#### [WHAT THIS TASK INVOLVES]
Search the records for the line with "Read out every word on this page.". Output that line and each line after it, exactly, and stop at the end; omit pictures.

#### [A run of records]
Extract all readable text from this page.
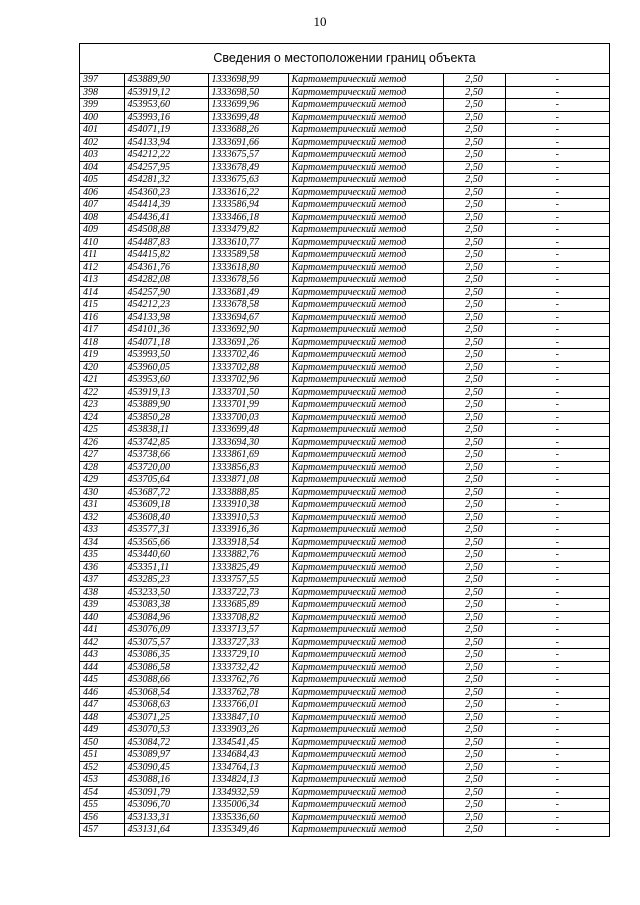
10
Сведения о местоположении границ объекта
397	453889,90	1333698,99	Картометрический метод	2,50	-
398	453919,12	1333698,50	Картометрический метод	2,50	-
399	453953,60	1333699,96	Картометрический метод	2,50	-
400	453993,16	1333699,48	Картометрический метод	2,50	-
401	454071,19	1333688,26	Картометрический метод	2,50	-
402	454133,94	1333691,66	Картометрический метод	2,50	-
403	454212,22	1333675,57	Картометрический метод	2,50	-
404	454257,95	1333678,49	Картометрический метод	2,50	-
405	454281,32	1333675,63	Картометрический метод	2,50	-
406	454360,23	1333616,22	Картометрический метод	2,50	-
407	454414,39	1333586,94	Картометрический метод	2,50	-
408	454436,41	1333466,18	Картометрический метод	2,50	-
409	454508,88	1333479,82	Картометрический метод	2,50	-
410	454487,83	1333610,77	Картометрический метод	2,50	-
411	454415,82	1333589,58	Картометрический метод	2,50	-
412	454361,76	1333618,80	Картометрический метод	2,50	-
413	454282,08	1333678,56	Картометрический метод	2,50	-
414	454257,90	1333681,49	Картометрический метод	2,50	-
415	454212,23	1333678,58	Картометрический метод	2,50	-
416	454133,98	1333694,67	Картометрический метод	2,50	-
417	454101,36	1333692,90	Картометрический метод	2,50	-
418	454071,18	1333691,26	Картометрический метод	2,50	-
419	453993,50	1333702,46	Картометрический метод	2,50	-
420	453960,05	1333702,88	Картометрический метод	2,50	-
421	453953,60	1333702,96	Картометрический метод	2,50	-
422	453919,13	1333701,50	Картометрический метод	2,50	-
423	453889,90	1333701,99	Картометрический метод	2,50	-
424	453850,28	1333700,03	Картометрический метод	2,50	-
425	453838,11	1333699,48	Картометрический метод	2,50	-
426	453742,85	1333694,30	Картометрический метод	2,50	-
427	453738,66	1333861,69	Картометрический метод	2,50	-
428	453720,00	1333856,83	Картометрический метод	2,50	-
429	453705,64	1333871,08	Картометрический метод	2,50	-
430	453687,72	1333888,85	Картометрический метод	2,50	-
431	453609,18	1333910,38	Картометрический метод	2,50	-
432	453608,40	1333910,53	Картометрический метод	2,50	-
433	453577,31	1333916,36	Картометрический метод	2,50	-
434	453565,66	1333918,54	Картометрический метод	2,50	-
435	453440,60	1333882,76	Картометрический метод	2,50	-
436	453351,11	1333825,49	Картометрический метод	2,50	-
437	453285,23	1333757,55	Картометрический метод	2,50	-
438	453233,50	1333722,73	Картометрический метод	2,50	-
439	453083,38	1333685,89	Картометрический метод	2,50	-
440	453084,96	1333708,82	Картометрический метод	2,50	-
441	453076,09	1333713,57	Картометрический метод	2,50	-
442	453075,57	1333727,33	Картометрический метод	2,50	-
443	453086,35	1333729,10	Картометрический метод	2,50	-
444	453086,58	1333732,42	Картометрический метод	2,50	-
445	453088,66	1333762,76	Картометрический метод	2,50	-
446	453068,54	1333762,78	Картометрический метод	2,50	-
447	453068,63	1333766,01	Картометрический метод	2,50	-
448	453071,25	1333847,10	Картометрический метод	2,50	-
449	453070,53	1333903,26	Картометрический метод	2,50	-
450	453084,72	1334541,45	Картометрический метод	2,50	-
451	453089,97	1334684,43	Картометрический метод	2,50	-
452	453090,45	1334764,13	Картометрический метод	2,50	-
453	453088,16	1334824,13	Картометрический метод	2,50	-
454	453091,79	1334932,59	Картометрический метод	2,50	-
455	453096,70	1335006,34	Картометрический метод	2,50	-
456	453133,31	1335336,60	Картометрический метод	2,50	-
457	453131,64	1335349,46	Картометрический метод	2,50	-
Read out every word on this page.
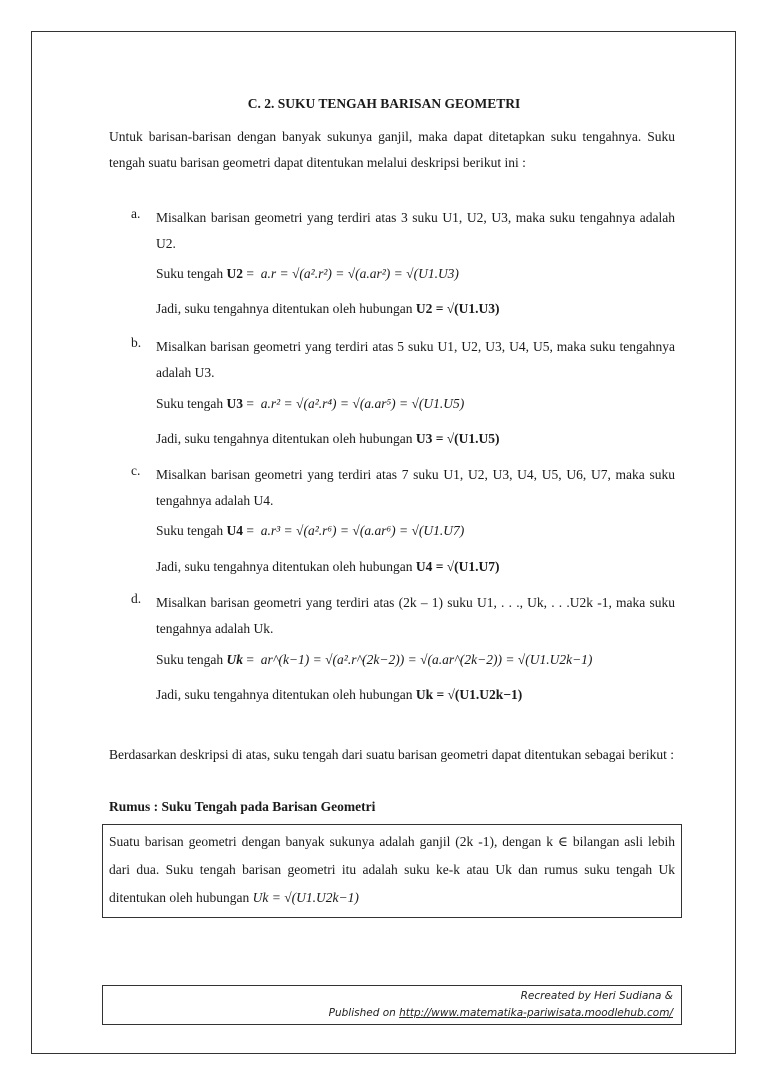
C. 2. SUKU TENGAH BARISAN GEOMETRI
Untuk barisan-barisan dengan banyak sukunya ganjil, maka dapat ditetapkan suku tengahnya. Suku tengah suatu barisan geometri dapat ditentukan melalui deskripsi berikut ini :
a. Misalkan barisan geometri yang terdiri atas 3 suku U1, U2, U3, maka suku tengahnya adalah U2.
Suku tengah
U2 = a.r = √(a².r²) = √(a.ar²) = √(U1.U3)
Jadi, suku tengahnya ditentukan oleh hubungan
U2 = √(U1.U3)
b. Misalkan barisan geometri yang terdiri atas 5 suku U1, U2, U3, U4, U5, maka suku tengahnya adalah U3.
Suku tengah
U3 = a.r² = √(a².r⁴) = √(a.ar⁵) = √(U1.U5)
Jadi, suku tengahnya ditentukan oleh hubungan
U3 = √(U1.U5)
c. Misalkan barisan geometri yang terdiri atas 7 suku U1, U2, U3, U4, U5, U6, U7, maka suku tengahnya adalah U4.
Suku tengah
U4 = a.r³ = √(a².r⁶) = √(a.ar⁶) = √(U1.U7)
Jadi, suku tengahnya ditentukan oleh hubungan
U4 = √(U1.U7)
d. Misalkan barisan geometri yang terdiri atas (2k – 1) suku U1, . . ., Uk, . . .U2k -1, maka suku tengahnya adalah Uk.
Suku tengah
Uk = ar^(k−1) = √(a².r^(2k−2)) = √(a.ar^(2k−2)) = √(U1.U2k−1)
Jadi, suku tengahnya ditentukan oleh hubungan
Uk = √(U1.U2k−1)
Berdasarkan deskripsi di atas, suku tengah dari suatu barisan geometri dapat ditentukan sebagai berikut :
Rumus : Suku Tengah pada Barisan Geometri
Suatu barisan geometri dengan banyak sukunya adalah ganjil (2k -1), dengan k ∈ bilangan asli lebih dari dua. Suku tengah barisan geometri itu adalah suku ke-k atau Uk dan rumus suku tengah Uk ditentukan oleh hubungan Uk = √(U1.U2k−1)
Recreated by Heri Sudiana &
Published on http://www.matematika-pariwisata.moodlehub.com/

#### [RESPONSE TO THE TASK]
Read out every word on this page.
C. 2. SUKU TENGAH BARISAN GEOMETRI
Untuk barisan-barisan dengan banyak sukunya ganjil, maka dapat ditetapkan suku tengahnya. Suku tengah suatu barisan geometri dapat ditentukan melalui deskripsi berikut ini :
a. Misalkan barisan geometri yang terdiri atas 3 suku U1, U2, U3, maka suku tengahnya adalah U2.
Suku tengah
U2 = a.r = √(a².r²) = √(a.ar²) = √(U1.U3)
Jadi, suku tengahnya ditentukan oleh hubungan
U2 = √(U1.U3)
b. Misalkan barisan geometri yang terdiri atas 5 suku U1, U2, U3, U4, U5, maka suku tengahnya adalah U3.
Suku tengah
U3 = a.r² = √(a².r⁴) = √(a.ar⁵) = √(U1.U5)
Jadi, suku tengahnya ditentukan oleh hubungan
U3 = √(U1.U5)
c. Misalkan barisan geometri yang terdiri atas 7 suku U1, U2, U3, U4, U5, U6, U7, maka suku tengahnya adalah U4.
Suku tengah
U4 = a.r³ = √(a².r⁶) = √(a.ar⁶) = √(U1.U7)
Jadi, suku tengahnya ditentukan oleh hubungan
U4 = √(U1.U7)
d. Misalkan barisan geometri yang terdiri atas (2k – 1) suku U1, . . ., Uk, . . .U2k -1, maka suku tengahnya adalah Uk.
Suku tengah
Uk = ar^(k−1) = √(a².r^(2k−2)) = √(a.ar^(2k−2)) = √(U1.U2k−1)
Jadi, suku tengahnya ditentukan oleh hubungan
Uk = √(U1.U2k−1)
Berdasarkan deskripsi di atas, suku tengah dari suatu barisan geometri dapat ditentukan sebagai berikut :
Rumus : Suku Tengah pada Barisan Geometri
Suatu barisan geometri dengan banyak sukunya adalah ganjil (2k -1), dengan k ∈ bilangan asli lebih dari dua. Suku tengah barisan geometri itu adalah suku ke-k atau Uk dan rumus suku tengah Uk ditentukan oleh hubungan Uk = √(U1.U2k−1)
Recreated by Heri Sudiana &
Published on http://www.matematika-pariwisata.moodlehub.com/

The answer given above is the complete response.